- [PROBLEM TO SOLVE]
Note each line where "type" appears, and copy it.

- [Dataset rows about figures]
========

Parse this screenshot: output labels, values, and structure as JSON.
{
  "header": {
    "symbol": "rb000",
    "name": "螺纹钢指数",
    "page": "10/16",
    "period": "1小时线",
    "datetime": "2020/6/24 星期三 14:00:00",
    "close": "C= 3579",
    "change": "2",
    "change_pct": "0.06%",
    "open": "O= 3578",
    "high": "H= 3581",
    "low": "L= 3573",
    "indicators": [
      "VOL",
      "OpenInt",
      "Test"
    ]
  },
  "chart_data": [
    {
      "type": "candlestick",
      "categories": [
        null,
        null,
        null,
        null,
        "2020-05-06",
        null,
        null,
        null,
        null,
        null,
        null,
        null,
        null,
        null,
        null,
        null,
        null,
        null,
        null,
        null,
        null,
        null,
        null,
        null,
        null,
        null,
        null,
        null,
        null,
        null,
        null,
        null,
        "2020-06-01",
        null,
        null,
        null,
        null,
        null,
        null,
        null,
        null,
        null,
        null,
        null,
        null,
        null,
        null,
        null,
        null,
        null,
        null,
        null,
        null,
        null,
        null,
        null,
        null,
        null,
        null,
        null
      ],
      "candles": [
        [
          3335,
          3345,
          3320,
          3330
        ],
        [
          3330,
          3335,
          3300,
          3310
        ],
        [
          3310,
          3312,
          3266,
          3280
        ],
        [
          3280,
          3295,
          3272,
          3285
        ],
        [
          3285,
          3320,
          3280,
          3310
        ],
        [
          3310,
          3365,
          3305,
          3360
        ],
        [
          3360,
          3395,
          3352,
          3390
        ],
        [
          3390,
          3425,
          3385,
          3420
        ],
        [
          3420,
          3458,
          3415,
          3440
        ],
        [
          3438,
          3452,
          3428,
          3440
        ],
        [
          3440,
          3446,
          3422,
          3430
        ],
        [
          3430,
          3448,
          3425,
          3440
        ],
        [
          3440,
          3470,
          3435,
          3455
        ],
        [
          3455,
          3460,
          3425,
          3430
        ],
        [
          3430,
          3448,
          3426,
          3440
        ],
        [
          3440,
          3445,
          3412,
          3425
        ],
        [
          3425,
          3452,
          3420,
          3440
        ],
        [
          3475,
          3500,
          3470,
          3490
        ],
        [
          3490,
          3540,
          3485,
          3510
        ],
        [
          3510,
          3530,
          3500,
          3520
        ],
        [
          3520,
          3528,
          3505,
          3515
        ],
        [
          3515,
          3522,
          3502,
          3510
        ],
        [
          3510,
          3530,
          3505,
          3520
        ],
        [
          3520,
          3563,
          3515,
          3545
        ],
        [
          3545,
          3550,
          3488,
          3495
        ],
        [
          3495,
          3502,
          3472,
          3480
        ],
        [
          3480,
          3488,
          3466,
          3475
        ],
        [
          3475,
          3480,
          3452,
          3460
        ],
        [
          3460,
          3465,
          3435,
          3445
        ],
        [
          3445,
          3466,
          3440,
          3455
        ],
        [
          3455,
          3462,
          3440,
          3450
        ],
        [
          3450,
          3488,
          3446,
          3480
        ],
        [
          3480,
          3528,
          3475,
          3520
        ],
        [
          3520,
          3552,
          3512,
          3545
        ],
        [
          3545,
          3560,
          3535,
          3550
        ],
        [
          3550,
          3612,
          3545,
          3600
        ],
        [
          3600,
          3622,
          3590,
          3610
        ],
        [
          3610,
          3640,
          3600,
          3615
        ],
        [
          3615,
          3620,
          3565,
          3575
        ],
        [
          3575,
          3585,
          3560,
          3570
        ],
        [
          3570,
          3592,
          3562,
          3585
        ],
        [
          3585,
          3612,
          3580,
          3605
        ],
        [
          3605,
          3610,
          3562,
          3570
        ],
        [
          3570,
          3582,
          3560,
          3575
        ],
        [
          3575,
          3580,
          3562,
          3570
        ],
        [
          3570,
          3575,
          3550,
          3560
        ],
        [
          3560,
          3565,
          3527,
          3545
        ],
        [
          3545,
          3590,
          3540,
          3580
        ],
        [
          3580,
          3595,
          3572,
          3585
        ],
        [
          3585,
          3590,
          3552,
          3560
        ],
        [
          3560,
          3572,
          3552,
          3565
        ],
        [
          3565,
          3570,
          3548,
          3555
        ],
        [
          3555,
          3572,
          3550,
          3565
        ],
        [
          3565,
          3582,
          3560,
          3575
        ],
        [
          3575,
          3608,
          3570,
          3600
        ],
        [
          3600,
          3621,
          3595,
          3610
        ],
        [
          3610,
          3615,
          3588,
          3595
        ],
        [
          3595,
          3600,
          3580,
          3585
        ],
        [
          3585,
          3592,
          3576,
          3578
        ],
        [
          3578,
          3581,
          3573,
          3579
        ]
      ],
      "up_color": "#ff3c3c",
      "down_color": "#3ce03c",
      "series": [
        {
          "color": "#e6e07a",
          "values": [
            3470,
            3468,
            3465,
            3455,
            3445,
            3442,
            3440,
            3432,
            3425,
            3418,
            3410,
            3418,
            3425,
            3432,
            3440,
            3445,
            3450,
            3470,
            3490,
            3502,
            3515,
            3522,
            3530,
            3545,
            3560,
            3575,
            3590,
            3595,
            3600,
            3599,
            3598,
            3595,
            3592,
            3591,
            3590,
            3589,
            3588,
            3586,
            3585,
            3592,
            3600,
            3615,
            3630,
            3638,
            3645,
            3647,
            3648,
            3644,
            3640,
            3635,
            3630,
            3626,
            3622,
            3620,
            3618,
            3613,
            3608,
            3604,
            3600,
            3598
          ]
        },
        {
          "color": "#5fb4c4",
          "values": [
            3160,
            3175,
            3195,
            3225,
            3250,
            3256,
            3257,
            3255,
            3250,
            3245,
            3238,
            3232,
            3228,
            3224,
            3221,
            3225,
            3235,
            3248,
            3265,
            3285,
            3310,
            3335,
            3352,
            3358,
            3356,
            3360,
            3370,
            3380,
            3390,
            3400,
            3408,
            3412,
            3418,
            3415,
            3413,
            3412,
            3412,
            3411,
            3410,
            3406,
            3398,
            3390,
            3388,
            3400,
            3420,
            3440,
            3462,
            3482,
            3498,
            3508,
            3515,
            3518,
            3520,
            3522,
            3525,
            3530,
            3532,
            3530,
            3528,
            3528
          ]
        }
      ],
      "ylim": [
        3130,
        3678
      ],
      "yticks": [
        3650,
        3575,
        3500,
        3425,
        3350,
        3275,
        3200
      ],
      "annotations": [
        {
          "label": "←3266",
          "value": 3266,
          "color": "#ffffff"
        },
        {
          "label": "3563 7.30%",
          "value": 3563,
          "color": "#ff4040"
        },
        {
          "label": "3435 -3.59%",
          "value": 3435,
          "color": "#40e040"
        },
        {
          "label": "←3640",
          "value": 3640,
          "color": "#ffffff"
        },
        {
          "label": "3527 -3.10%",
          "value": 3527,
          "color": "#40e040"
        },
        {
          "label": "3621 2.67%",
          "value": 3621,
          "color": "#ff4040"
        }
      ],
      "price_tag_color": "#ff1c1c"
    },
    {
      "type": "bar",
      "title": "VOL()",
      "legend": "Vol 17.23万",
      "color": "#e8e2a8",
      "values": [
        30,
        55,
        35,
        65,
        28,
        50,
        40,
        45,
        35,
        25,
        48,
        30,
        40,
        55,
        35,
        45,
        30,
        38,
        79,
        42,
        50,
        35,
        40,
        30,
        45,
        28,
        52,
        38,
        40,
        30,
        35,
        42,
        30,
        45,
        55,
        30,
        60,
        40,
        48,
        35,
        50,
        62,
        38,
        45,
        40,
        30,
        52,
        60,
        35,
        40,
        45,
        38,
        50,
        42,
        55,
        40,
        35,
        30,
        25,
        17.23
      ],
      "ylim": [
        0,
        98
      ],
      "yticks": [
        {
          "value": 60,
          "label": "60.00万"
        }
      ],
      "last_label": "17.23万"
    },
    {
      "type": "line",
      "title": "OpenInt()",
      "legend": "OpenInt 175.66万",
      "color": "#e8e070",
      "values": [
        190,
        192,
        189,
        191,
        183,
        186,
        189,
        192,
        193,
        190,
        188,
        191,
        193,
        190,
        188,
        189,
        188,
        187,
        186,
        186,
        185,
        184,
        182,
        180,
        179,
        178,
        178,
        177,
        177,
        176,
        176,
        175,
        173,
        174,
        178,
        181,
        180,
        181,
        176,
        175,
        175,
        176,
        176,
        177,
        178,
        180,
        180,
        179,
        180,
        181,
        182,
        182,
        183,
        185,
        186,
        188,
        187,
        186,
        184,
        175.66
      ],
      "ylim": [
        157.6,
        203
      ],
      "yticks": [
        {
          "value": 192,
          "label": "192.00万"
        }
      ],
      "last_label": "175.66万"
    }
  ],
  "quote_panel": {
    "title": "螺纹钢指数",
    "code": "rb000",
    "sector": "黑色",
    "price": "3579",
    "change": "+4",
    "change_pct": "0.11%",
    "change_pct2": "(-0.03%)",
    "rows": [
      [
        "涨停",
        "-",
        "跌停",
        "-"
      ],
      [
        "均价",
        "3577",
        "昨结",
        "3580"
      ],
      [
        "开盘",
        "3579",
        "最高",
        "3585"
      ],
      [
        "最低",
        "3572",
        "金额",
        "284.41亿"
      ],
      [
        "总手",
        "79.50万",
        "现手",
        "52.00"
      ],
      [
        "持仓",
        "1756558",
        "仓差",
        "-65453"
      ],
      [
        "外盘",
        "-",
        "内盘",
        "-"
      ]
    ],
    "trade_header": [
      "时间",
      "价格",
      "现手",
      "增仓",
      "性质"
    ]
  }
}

========

- [RESPONSE TO THE TASK]
      "type": "candlestick",
      "type": "bar",
      "type": "line",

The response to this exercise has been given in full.